··· Task data

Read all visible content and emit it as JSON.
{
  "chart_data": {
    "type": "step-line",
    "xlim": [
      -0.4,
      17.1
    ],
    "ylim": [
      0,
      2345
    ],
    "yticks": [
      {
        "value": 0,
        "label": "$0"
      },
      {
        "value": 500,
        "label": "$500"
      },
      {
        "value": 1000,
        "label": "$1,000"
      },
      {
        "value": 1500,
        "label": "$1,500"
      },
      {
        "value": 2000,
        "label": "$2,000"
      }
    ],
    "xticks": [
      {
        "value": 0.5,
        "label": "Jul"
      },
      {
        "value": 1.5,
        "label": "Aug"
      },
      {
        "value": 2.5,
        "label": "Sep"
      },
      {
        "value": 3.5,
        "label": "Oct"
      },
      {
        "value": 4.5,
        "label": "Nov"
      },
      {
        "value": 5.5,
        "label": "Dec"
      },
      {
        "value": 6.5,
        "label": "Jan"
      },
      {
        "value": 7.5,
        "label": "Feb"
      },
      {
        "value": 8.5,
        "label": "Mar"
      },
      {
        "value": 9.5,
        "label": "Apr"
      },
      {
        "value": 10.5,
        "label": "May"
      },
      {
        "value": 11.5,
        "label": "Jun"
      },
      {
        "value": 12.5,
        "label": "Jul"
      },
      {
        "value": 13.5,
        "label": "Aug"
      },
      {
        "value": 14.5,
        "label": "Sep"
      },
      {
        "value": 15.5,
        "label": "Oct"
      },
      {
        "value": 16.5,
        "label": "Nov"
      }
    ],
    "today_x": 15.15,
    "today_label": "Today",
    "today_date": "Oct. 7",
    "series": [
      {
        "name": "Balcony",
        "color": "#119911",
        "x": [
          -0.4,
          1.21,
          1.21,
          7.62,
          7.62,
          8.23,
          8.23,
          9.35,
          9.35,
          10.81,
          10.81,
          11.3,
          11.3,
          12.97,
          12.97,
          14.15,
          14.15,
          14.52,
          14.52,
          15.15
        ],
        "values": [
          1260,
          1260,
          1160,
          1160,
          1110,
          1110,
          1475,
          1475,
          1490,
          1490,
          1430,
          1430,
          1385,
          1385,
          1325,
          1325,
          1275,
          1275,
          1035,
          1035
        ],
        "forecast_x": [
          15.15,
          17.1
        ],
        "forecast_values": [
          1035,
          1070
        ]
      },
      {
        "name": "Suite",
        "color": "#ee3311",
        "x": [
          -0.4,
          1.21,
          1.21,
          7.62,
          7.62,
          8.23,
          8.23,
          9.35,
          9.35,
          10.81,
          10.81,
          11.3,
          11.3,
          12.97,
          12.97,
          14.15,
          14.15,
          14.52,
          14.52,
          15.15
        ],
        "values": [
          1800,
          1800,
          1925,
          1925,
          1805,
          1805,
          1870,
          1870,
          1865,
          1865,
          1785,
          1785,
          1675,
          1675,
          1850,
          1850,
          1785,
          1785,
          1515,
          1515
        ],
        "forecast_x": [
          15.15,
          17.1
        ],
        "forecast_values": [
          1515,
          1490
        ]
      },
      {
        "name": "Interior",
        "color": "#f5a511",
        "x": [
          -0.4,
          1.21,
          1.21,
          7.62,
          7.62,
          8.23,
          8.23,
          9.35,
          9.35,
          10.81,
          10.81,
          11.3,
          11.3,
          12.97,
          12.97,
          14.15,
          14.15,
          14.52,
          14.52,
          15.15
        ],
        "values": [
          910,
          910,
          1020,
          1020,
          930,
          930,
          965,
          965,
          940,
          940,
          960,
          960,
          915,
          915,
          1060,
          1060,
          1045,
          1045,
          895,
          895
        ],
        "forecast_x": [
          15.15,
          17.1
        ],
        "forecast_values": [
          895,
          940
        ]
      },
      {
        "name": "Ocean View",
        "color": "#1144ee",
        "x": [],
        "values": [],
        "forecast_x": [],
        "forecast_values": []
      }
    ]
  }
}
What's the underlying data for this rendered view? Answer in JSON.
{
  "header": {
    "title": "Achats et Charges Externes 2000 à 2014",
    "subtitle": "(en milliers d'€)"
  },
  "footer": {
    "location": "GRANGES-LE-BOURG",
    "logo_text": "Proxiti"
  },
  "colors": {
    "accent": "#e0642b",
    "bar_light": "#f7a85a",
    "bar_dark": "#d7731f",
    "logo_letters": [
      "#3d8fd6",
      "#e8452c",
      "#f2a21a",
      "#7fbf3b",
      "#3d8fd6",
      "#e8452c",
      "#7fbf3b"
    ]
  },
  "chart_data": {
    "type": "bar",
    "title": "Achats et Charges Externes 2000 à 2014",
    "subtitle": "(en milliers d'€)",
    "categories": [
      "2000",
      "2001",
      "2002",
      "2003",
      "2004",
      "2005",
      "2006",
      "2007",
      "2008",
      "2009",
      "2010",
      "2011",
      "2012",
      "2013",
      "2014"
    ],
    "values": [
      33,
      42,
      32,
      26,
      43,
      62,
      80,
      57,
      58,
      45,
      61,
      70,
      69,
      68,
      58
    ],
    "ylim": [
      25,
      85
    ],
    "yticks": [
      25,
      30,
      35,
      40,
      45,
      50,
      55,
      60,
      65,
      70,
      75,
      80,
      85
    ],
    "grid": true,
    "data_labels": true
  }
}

······

Short problem | Above are the records; copy all of them exactly.

The response |
Read all visible content and emit it as JSON.
{
  "chart_data": {
    "type": "step-line",
    "xlim": [
      -0.4,
      17.1
    ],
    "ylim": [
      0,
      2345
    ],
    "yticks": [
      {
        "value": 0,
        "label": "$0"
      },
      {
        "value": 500,
        "label": "$500"
      },
      {
        "value": 1000,
        "label": "$1,000"
      },
      {
        "value": 1500,
        "label": "$1,500"
      },
      {
        "value": 2000,
        "label": "$2,000"
      }
    ],
    "xticks": [
      {
        "value": 0.5,
        "label": "Jul"
      },
      {
        "value": 1.5,
        "label": "Aug"
      },
      {
        "value": 2.5,
        "label": "Sep"
      },
      {
        "value": 3.5,
        "label": "Oct"
      },
      {
        "value": 4.5,
        "label": "Nov"
      },
      {
        "value": 5.5,
        "label": "Dec"
      },
      {
        "value": 6.5,
        "label": "Jan"
      },
      {
        "value": 7.5,
        "label": "Feb"
      },
      {
        "value": 8.5,
        "label": "Mar"
      },
      {
        "value": 9.5,
        "label": "Apr"
      },
      {
        "value": 10.5,
        "label": "May"
      },
      {
        "value": 11.5,
        "label": "Jun"
      },
      {
        "value": 12.5,
        "label": "Jul"
      },
      {
        "value": 13.5,
        "label": "Aug"
      },
      {
        "value": 14.5,
        "label": "Sep"
      },
      {
        "value": 15.5,
        "label": "Oct"
      },
      {
        "value": 16.5,
        "label": "Nov"
      }
    ],
    "today_x": 15.15,
    "today_label": "Today",
    "today_date": "Oct. 7",
    "series": [
      {
        "name": "Balcony",
        "color": "#119911",
        "x": [
          -0.4,
          1.21,
          1.21,
          7.62,
          7.62,
          8.23,
          8.23,
          9.35,
          9.35,
          10.81,
          10.81,
          11.3,
          11.3,
          12.97,
          12.97,
          14.15,
          14.15,
          14.52,
          14.52,
          15.15
        ],
        "values": [
          1260,
          1260,
          1160,
          1160,
          1110,
          1110,
          1475,
          1475,
          1490,
          1490,
          1430,
          1430,
          1385,
          1385,
          1325,
          1325,
          1275,
          1275,
          1035,
          1035
        ],
        "forecast_x": [
          15.15,
          17.1
        ],
        "forecast_values": [
          1035,
          1070
        ]
      },
      {
        "name": "Suite",
        "color": "#ee3311",
        "x": [
          -0.4,
          1.21,
          1.21,
          7.62,
          7.62,
          8.23,
          8.23,
          9.35,
          9.35,
          10.81,
          10.81,
          11.3,
          11.3,
          12.97,
          12.97,
          14.15,
          14.15,
          14.52,
          14.52,
          15.15
        ],
        "values": [
          1800,
          1800,
          1925,
          1925,
          1805,
          1805,
          1870,
          1870,
          1865,
          1865,
          1785,
          1785,
          1675,
          1675,
          1850,
          1850,
          1785,
          1785,
          1515,
          1515
        ],
        "forecast_x": [
          15.15,
          17.1
        ],
        "forecast_values": [
          1515,
          1490
        ]
      },
      {
        "name": "Interior",
        "color": "#f5a511",
        "x": [
          -0.4,
          1.21,
          1.21,
          7.62,
          7.62,
          8.23,
          8.23,
          9.35,
          9.35,
          10.81,
          10.81,
          11.3,
          11.3,
          12.97,
          12.97,
          14.15,
          14.15,
          14.52,
          14.52,
          15.15
        ],
        "values": [
          910,
          910,
          1020,
          1020,
          930,
          930,
          965,
          965,
          940,
          940,
          960,
          960,
          915,
          915,
          1060,
          1060,
          1045,
          1045,
          895,
          895
        ],
        "forecast_x": [
          15.15,
          17.1
        ],
        "forecast_values": [
          895,
          940
        ]
      },
      {
        "name": "Ocean View",
        "color": "#1144ee",
        "x": [],
        "values": [],
        "forecast_x": [],
        "forecast_values": []
      }
    ]
  }
}
What's the underlying data for this rendered view? Answer in JSON.
{
  "header": {
    "title": "Achats et Charges Externes 2000 à 2014",
    "subtitle": "(en milliers d'€)"
  },
  "footer": {
    "location": "GRANGES-LE-BOURG",
    "logo_text": "Proxiti"
  },
  "colors": {
    "accent": "#e0642b",
    "bar_light": "#f7a85a",
    "bar_dark": "#d7731f",
    "logo_letters": [
      "#3d8fd6",
      "#e8452c",
      "#f2a21a",
      "#7fbf3b",
      "#3d8fd6",
      "#e8452c",
      "#7fbf3b"
    ]
  },
  "chart_data": {
    "type": "bar",
    "title": "Achats et Charges Externes 2000 à 2014",
    "subtitle": "(en milliers d'€)",
    "categories": [
      "2000",
      "2001",
      "2002",
      "2003",
      "2004",
      "2005",
      "2006",
      "2007",
      "2008",
      "2009",
      "2010",
      "2011",
      "2012",
      "2013",
      "2014"
    ],
    "values": [
      33,
      42,
      32,
      26,
      43,
      62,
      80,
      57,
      58,
      45,
      61,
      70,
      69,
      68,
      58
    ],
    "ylim": [
      25,
      85
    ],
    "yticks": [
      25,
      30,
      35,
      40,
      45,
      50,
      55,
      60,
      65,
      70,
      75,
      80,
      85
    ],
    "grid": true,
    "data_labels": true
  }
}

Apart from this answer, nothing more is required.